Sit down. I want to discuss variety.

Ah, variety. The “v” word.

Somewhere along the way the concept of a radio station “playing the hits” has gotten an unfair rap. Yes, everybody has a variety of tastes. Yes everybody’s iPod has a tremendous variety demonstrating they have discerning and a broad range of tastes. However here’s the tricky part: everybody’s definition of “good” variety differs. Let’s say that my iPod is loaded with Barry Manilow, Edith Piaf and Godsmack along with everything in between. Damn, do I have variety! And it also illustrates my great knowledge and broad spectrum of taste in music!! And let’s say that on your iPod I can listen to Fats Domino, the New York Philharmonic, Marilyn Manson, Bruce Springsteen and everything in between. Well, you have pretty great variety too. But if you programmed a radio station based on your definition of variety I’d hate it. And vice versa.

In the U.S. it’s been shouted from all corners that terrestrial radio isn’t doing a good job of serving its audiences because of, among other things, small playlists. In other words, lack of variety. It’s a lack of variety because many stations simply “play the hits.” And again, apparently that’s a bad thing.

But terrestrial radio has developed this way over the years for certain reasons – competitive reasons. A radio station that is dependent on advertising revenues has to attract a large amount of people in order to support itself. And since it has to attract a mass audience, it has to choose a format and program it so that it has mass appeal. A single terrestrial station has no choice but to “play the hits” to attract this mass audience. It plays the hits within the parameters of its format of course, but none the less it plays the hits.

Material →
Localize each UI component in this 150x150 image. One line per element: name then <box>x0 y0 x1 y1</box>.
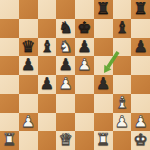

What to work on →
A: List every musical artist or ensemble that the piece on radio variety names as being on someone's iPod.
B: According to the piece on radio variety, why must a radio station that depends on advertising revenues attract a large number of people?
C: Carry the piece on radio variety forward from its final sentence, keeping the same voice and argument.

Expected outputs →
A: Barry Manilow, Edith Piaf, Godsmack, Fats Domino, the New York Philharmonic, Marilyn Manson, Bruce Springsteen

B: It must attract a large number of people in order to support itself.

C:
If it doesn’t play the hits, rather choosing to play a wider variety and deeper choice of music, they may end up with a more passionate audience, but it will be a smaller one. The station may “sound better” to certain ears, but those ears will be fewer. And if they do that, the station now has to play the game of selling a smaller, but more passionate audience to the radio-buying community. This is tricky. To a radio buyer the qualitative stuff only goes so far. Radio sales people and radio buyers don’t do qualitative well. They are trained to sell and buy quantitative – they like having numbers, big numbers, to base their decisions on. It makes it easier to defend their decisions to their bosses if the numbers are on their side.

But blah, blah, blah…here’s the point: On a platform such as satellite radio there’s no need to choose between playing the hits and not playing the hits; or playing a broader range of hits; or playing tunes that are a hits of a different definition. Because when you have a platform, there’s room for all kinds of channels. And not only is there room, it’s critical to have all these types of channels! Again, here’s a little secret: there’s nothing inherently wrong with channels “playing the hits.” Really.

On XM there’s a channel called Top 20 on 20. You know what that channel does? Shockingly, it counts down the top-20 hits of the week in order, from number 20 right down to number 1. Then they do it again. And again. And again. And you know what? It’s a great channel and it’s always one of the higher ranked channels on XM. You know why? Cause people like the hits. And you know what else? When people want to hear something else – something that has more variety – they can go to a number of other channels on the platform to satisfy their needs. You like Folk music? Good, there’s a channel that plays nothing but folk music. Opera? Fantastico! There’s a channel dedicated to it. You in the mood for rock music, but don’t want to hear the same old rock hits? Great – there’s a channel that plays nothing but the album cuts. Think “Backstreets” instead of “Born to Run.”

And in fact, the hit-based channels actually give the platform freedom. For by having the hit-based channels the provider now has the ability to create channels that have a broader or different mandate. The platform operators can now provide their subscribers with channels that would never fly in an FM environment where attracting advertising revenue is the main goal. Having the platform gives them the freedom to deliver it all to the consumer. Hits, non-hits, hits by hair bands (I’m not kidding – Hair Nation on Sirius) channels dedicated to one artist (E Street Radio, Rolling Stones Radio on Sirius) or channels dedicated to one theme (the 2008 Presidential Race – the POTUS channel on XM). It’s all there and more.

Hits – it’s not a four-letter word.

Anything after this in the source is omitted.